Verilen Metin =
..............................

Emsal Mahkeme Kararı Bakırköy 3. Asliye Ticaret Mahkemesi 2021/56 E. 2021/655 K. 14.07.2021 T.

Görüntülediğiniz mahkeme kararı henüz kesinleşmemiştir. Yararlı olması amacıyla eklenmiştir.

T.C. BAKIRKÖY 3. ASLİYE TİCARET MAHKEMESİ

ESAS NO : 2021/56
KARAR NO : 2021/655

DAVA : Alacak (Uluslarası Hava Taşımacılığından Kaynaklı)
DAVA TARİHİ : 18/01/2021
KARAR TARİHİ : 14/07/2021
KARAR YAZIM TARİHİ : 23/07/2021
Mahkememizde görülmekte olan Alacak (Uluslarası Hava Taşımacılığından Kaynaklı) davasının yapılan açık yargılaması sonunda,
TALEP: Davacı vekili dava dilekçesi ile müvekkilinin …. Havalimanına 10.12.2018 günü, saat 22.00 sıralarında geldiğini ve Havana-Panama-Dominik şeklinde uçuş yapmak üzere başvurduğunu, daha öncesinde Küba Konsolosluğuna başvuran müvekkilinin ve eşinin vize almasına gerek olmaksızın 72 saate kadar Havana-Küba’da kalabileceğinin bildirildiğini, müvekkiline ısrar üzerine vize verildiğini, nişanlısına ise ihtiyaç olmadığı için vize verilmediğini, Davalının ise nişanlısının vizesi olmadığı için uçağa almaktan kaçındığını, araç kiralayan müvekkilinin Ankara’ya vize için gittiği sırada, 11.12.2018 saat 09.00 itibarı ile konsolosluğun bu uygulamanın kabul edilemez olduğunu bildirdiğini, kendilerine davalı …’nin hata yaptığı, 13.12.2018 tarihine müvekkilinin uçuşunun değiştirildiğinin bildirildiğini, böylece 2 gün sonra müvekkilinin ve nişanlısının uçuşa katıldığını, bu aksamadan müvekkilinin 440 USD-2.700 TL uçak bilet değişiklik bedeline katlandığını, 500 TL araç kira, 165 TL otel, 449,76 TL akaryakıt, 44,50 TL park ve gişe, 807,50 TL yiyecek masrafı olduğu ve bunun toplam 4.666,67 TL hesaplandığını, ayrıca bu süreçte acı elem üzüntü yıpranma için manevi zarar ve tazminat taleplerinin olduğunu, davanın kabulüne karar verilmesini talep etmiştir.

..............................

Gösterilen Veriler =

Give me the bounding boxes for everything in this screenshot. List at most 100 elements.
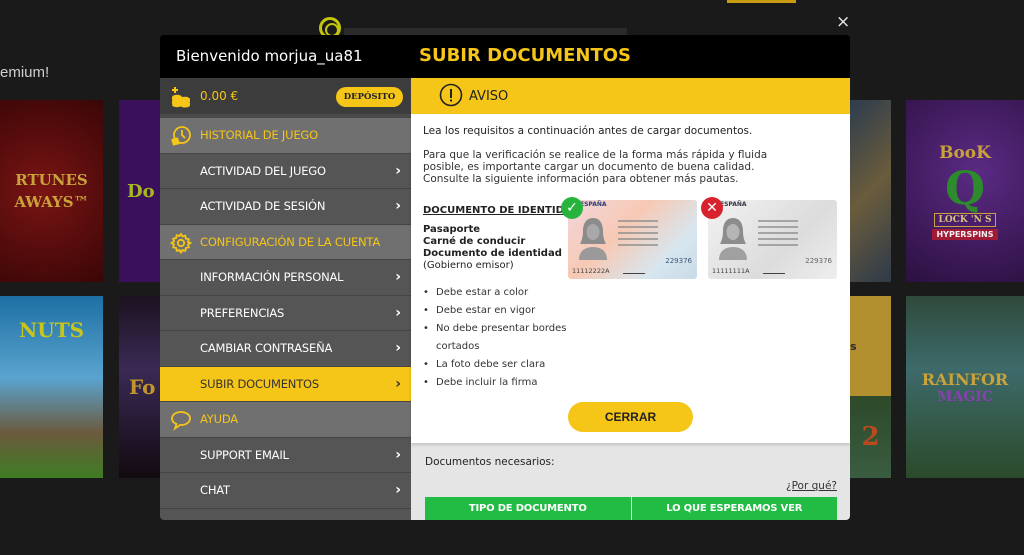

..............................

Yapılacaklar =
a: Mahkeme kararının talep kısmında, uçak bileti değişiklik bedeli dışında sayılan masraf kalemlerini tutarlarıyla birlikte sıralayın.
b: Mahkeme kararını son cümlesinden sonra lütfen devam ettirin.

Nihai Cevaplar =
a:
- Araç kira: 500 TL
- Otel: 165 TL
- Akaryakıt: 449,76 TL
- Park ve gişe: 44,50 TL
- Yiyecek: 807,50 TL

b:
CEVAP: Davalı vekili cevap dilekçesi ile müvekkilinin taşımasının İstanbul-Havana arasında olduğunu, Türkiye ve Küba açısından 4 sayılı Montreal Protokolü ile değişik Varşova Konvansiyonu hükümlerine göre ihtilafın çözümlenmesi gerektiğini, davacı ile müvekkili arasında bilet ve yolcu taşıma şartlarına göre akdi ilişki bulunduğunu, davacının zarar ziyan ve tazmin taleplerinin tüm delilleri ile ortaya konulması gerektiğini, müvekkilinin olayda hukuka aykırı eylemi bulunmadığını, vizesiz yolculara Havana’da giriş veya aktarma yapılmadığı için uygulamanın yerinde olduğunu, vizesi olmadığı için manevi zarar iddiasının haksız olduğunu, tüm davacı taleplerinin yersiz olduğunu, davanın reddine karar verilmesini talep etmiştir.
DELİLER VE GEREKÇE: Taraflara usulüne uygun tebligat yapılmıştır.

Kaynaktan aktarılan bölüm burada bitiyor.